● **Exercise aim**:
Select each line where the word "wird" appears.
[Start Entries supplied]
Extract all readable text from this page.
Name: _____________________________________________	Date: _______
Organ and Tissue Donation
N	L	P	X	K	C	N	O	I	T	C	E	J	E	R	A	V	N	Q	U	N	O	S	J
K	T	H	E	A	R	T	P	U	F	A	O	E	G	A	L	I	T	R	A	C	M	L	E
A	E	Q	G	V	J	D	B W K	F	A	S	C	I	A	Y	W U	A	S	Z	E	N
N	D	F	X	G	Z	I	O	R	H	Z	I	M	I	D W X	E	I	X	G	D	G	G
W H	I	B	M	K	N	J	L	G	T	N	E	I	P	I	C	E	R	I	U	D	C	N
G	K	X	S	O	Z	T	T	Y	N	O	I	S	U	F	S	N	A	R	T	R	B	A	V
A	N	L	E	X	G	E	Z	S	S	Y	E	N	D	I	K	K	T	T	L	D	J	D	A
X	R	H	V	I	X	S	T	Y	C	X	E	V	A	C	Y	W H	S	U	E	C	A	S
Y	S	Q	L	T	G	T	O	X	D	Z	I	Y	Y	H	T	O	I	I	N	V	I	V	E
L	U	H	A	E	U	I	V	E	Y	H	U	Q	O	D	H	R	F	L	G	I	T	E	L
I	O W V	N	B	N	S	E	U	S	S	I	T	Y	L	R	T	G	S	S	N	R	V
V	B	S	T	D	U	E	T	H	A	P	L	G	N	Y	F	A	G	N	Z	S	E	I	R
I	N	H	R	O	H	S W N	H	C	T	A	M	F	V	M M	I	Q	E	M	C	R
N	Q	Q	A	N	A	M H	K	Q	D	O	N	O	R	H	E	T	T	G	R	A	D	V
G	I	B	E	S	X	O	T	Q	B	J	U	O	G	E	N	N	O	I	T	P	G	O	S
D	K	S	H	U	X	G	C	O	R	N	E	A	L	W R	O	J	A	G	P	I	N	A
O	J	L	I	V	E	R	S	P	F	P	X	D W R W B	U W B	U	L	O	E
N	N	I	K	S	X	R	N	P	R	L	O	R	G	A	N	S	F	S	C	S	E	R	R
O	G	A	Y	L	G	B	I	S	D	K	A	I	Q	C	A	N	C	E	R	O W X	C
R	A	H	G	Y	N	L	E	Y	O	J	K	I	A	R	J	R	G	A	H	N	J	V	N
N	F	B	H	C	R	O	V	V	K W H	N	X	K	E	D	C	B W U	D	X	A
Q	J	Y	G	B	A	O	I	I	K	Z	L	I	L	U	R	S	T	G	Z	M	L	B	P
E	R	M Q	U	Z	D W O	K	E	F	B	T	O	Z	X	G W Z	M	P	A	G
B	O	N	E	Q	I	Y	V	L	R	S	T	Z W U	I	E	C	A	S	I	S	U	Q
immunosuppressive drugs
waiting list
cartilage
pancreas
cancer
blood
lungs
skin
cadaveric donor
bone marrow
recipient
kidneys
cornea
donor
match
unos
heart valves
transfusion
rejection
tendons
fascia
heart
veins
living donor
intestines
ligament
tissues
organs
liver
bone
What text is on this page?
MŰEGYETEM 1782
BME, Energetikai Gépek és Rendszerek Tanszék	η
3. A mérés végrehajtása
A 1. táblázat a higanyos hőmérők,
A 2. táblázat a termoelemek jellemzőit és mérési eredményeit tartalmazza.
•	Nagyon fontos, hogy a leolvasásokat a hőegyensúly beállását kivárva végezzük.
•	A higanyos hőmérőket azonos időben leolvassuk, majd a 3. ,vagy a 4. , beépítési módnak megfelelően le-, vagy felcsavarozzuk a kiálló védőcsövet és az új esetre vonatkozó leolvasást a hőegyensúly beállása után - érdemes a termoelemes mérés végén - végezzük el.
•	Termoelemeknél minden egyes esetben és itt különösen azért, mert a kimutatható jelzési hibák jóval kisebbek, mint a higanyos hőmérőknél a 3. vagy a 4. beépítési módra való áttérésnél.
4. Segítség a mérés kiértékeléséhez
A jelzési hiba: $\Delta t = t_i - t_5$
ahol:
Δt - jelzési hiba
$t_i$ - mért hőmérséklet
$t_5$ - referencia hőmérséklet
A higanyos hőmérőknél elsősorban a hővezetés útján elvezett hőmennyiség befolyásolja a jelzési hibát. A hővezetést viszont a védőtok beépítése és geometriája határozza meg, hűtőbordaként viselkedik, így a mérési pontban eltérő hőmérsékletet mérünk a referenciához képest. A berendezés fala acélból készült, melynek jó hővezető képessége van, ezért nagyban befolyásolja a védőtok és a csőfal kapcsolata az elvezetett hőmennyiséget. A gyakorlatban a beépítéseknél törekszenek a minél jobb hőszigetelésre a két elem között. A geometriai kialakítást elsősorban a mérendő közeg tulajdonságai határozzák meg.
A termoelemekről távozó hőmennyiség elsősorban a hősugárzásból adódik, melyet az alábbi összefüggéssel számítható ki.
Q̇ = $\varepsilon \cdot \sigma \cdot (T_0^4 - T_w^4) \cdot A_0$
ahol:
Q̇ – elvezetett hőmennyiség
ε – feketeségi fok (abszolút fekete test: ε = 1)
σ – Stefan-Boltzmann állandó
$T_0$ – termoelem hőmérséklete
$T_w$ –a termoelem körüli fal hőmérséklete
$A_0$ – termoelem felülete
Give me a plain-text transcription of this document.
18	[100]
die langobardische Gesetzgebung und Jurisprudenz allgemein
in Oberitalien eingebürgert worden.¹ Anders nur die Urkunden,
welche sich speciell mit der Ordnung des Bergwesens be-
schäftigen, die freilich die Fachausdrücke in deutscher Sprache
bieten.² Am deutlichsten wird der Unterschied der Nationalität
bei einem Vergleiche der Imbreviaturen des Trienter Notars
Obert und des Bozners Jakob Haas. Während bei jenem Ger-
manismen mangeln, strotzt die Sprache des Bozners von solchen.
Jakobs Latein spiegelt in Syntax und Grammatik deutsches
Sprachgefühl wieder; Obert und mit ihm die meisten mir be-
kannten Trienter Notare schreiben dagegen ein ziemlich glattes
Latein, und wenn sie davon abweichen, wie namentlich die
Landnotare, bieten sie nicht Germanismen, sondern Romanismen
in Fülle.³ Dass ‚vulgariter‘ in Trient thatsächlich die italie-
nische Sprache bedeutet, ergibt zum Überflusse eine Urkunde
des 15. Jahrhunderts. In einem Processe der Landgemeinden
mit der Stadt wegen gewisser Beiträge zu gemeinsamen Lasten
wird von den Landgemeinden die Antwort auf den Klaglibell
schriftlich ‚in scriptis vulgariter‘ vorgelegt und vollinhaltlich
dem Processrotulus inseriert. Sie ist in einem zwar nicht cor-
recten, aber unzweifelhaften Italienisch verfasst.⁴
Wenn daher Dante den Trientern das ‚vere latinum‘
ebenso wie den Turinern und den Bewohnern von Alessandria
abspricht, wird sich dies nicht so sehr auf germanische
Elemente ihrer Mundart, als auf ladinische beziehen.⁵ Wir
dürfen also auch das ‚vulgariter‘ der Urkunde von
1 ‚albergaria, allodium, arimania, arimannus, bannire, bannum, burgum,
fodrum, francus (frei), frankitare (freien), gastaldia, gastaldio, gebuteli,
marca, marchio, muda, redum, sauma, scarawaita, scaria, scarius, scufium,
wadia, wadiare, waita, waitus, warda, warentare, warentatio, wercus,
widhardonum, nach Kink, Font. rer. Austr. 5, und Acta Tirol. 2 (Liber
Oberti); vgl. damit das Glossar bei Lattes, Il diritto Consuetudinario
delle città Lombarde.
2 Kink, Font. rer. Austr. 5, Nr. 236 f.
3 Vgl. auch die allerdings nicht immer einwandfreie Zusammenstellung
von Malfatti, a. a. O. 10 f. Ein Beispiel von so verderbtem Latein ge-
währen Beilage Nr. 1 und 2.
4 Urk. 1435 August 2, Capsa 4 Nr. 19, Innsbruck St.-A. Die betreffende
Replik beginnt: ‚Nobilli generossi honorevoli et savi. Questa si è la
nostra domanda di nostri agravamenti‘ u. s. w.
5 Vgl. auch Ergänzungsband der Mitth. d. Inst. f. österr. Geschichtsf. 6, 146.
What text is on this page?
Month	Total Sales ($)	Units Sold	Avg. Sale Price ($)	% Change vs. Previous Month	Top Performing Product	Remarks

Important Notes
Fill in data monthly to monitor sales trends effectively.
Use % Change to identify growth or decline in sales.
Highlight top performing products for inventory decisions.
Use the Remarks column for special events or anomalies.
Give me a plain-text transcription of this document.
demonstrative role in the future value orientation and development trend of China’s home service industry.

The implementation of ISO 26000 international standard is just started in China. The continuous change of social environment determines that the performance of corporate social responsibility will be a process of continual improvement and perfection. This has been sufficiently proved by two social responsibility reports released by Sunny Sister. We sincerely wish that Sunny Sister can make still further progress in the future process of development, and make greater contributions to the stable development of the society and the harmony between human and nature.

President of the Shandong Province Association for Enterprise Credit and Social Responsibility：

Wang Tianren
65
[End Entries supplied]
● **Written reply**:
bieten.² Am deutlichsten wird der Unterschied der Nationalität
wird von den Landgemeinden die Antwort auf den Klaglibell
abspricht, wird sich dies nicht so sehr auf germanische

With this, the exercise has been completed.